## Passage provided
THz Frequency-domain Spectroscopy

The principle of the THz frequency-domain spectrometer
[Photo: Uni Stuttgart]

Detailed Description of THz Frequency domain spectroscopy

With our THz frequency-domain spectrometer [1] we are able to perform direct and quantitative measurements [2-5] of the dielectric spectra of materials, i.e., the real and imaginary parts of the electrodynamic response functions like complex complex refractive index (n + ik), complex dielectric permittivity, complex conductivity, surface resistance/reactance (RS  + iXS), etc.

The measurements can be performed in the frequency range 1 - 40 cm-1 (i.e., 30 - 1200 GHz, which corresponds to an energy range  0.1 - 5 meV or to a wavelength of 250 – 10000 mm) at temperatures T = 2 - 300 K. We also possess the facilities to perform the experiments in an external magnetic fields up to 8 T (Oxford Spectromag 4000) and at elevated temperatures up to 1000 K (home-made ovens). The measurements are fully computer-controlled and rapidly done in a real-time scale.

## Work required
From the THz spectroscopy page, reproduce the passage starting with "THz Frequency-domain Spectroscopy" and going on through "(RS  + iXS), etc.", swapping "quantitative" for "accurate". Rely solely on the THz spectroscopy page to complete this work.

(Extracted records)

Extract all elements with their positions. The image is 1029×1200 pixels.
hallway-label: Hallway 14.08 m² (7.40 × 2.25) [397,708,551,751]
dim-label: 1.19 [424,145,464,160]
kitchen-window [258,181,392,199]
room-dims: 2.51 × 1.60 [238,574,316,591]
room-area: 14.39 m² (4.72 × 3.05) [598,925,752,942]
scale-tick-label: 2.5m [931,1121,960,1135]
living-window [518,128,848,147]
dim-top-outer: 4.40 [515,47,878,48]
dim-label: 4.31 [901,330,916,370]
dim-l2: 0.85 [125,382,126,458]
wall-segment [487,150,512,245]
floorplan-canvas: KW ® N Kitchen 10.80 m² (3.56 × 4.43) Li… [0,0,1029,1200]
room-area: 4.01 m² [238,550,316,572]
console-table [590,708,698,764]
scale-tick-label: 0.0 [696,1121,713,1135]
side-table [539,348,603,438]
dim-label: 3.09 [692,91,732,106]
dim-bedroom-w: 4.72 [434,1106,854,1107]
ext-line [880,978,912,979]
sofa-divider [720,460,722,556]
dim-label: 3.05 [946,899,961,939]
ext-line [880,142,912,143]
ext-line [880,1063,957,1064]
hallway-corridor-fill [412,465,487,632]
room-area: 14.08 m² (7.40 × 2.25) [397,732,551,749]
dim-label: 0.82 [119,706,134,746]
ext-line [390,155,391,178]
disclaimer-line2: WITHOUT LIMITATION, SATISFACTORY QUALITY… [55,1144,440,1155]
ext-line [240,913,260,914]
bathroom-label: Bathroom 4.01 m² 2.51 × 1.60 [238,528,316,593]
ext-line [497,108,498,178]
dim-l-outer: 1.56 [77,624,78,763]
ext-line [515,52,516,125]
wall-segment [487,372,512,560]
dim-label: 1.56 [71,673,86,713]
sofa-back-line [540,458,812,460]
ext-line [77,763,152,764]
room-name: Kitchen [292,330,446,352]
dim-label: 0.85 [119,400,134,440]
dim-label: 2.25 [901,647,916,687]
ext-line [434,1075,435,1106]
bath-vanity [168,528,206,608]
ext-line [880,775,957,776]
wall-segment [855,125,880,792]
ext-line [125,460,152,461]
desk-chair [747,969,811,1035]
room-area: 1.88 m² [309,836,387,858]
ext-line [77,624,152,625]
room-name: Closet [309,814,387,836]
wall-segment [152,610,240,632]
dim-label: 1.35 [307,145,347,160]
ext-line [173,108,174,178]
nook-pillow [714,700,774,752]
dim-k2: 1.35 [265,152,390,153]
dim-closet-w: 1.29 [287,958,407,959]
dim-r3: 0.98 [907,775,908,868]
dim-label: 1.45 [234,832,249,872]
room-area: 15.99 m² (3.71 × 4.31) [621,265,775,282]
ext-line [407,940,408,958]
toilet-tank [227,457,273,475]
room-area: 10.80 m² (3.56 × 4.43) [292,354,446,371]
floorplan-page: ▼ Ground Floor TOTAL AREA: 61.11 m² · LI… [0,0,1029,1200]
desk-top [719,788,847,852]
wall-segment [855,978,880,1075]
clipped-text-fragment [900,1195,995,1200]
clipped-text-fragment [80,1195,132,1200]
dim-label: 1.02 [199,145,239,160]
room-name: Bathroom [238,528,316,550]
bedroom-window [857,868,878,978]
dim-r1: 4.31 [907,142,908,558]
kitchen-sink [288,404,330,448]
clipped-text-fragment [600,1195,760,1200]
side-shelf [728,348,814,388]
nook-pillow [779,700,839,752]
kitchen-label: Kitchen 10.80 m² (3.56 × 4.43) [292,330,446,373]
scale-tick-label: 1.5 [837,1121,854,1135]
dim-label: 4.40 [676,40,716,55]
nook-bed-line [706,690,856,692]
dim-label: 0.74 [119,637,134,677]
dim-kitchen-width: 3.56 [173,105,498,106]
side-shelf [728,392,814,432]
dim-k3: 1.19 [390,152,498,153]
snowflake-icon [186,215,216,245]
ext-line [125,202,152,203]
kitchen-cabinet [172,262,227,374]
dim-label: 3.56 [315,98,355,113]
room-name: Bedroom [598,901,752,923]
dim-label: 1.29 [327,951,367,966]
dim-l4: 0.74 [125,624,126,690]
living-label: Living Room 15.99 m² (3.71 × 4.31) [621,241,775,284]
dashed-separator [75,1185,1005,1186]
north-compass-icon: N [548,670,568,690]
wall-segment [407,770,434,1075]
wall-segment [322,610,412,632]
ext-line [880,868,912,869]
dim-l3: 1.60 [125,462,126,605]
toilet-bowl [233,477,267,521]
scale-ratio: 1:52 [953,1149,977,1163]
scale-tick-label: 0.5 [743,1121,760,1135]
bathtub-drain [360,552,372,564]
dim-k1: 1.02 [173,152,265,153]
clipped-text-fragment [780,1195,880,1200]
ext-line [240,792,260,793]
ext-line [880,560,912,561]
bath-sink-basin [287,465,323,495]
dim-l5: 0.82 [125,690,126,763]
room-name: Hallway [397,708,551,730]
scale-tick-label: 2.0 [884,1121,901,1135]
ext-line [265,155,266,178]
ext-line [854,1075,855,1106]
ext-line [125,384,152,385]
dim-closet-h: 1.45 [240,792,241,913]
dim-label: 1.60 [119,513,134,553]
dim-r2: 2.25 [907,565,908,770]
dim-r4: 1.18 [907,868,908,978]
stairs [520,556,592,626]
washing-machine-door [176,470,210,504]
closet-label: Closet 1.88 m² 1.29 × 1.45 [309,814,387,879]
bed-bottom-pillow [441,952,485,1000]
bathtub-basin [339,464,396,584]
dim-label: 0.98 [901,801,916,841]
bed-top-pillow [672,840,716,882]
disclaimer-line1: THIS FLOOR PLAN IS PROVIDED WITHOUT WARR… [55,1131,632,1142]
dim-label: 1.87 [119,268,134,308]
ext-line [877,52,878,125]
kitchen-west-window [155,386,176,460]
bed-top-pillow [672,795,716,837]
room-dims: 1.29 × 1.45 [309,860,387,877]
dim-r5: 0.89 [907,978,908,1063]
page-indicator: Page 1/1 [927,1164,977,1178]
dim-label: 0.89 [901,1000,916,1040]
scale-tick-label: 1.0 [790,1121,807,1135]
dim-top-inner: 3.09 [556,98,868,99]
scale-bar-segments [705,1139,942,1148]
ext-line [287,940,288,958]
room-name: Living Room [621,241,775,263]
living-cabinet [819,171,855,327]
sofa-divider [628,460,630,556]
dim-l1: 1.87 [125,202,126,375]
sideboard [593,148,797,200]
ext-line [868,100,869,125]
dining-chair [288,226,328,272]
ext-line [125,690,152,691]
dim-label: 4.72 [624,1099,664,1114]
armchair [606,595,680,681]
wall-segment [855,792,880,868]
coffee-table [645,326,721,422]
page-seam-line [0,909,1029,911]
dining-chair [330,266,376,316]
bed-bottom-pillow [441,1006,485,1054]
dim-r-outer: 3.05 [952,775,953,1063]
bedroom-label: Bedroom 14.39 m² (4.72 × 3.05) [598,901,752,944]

## Answer to this problem
THz Frequency-domain Spectroscopy

The principle of the THz frequency-domain spectrometer
[Photo: Uni Stuttgart]

Detailed Description of THz Frequency domain spectroscopy

With our THz frequency-domain spectrometer [1] we are able to perform direct and accurate measurements [2-5] of the dielectric spectra of materials, i.e., the real and imaginary parts of the electrodynamic response functions like complex complex refractive index (n + ik), complex dielectric permittivity, complex conductivity, surface resistance/reactance (RS  + iXS), etc.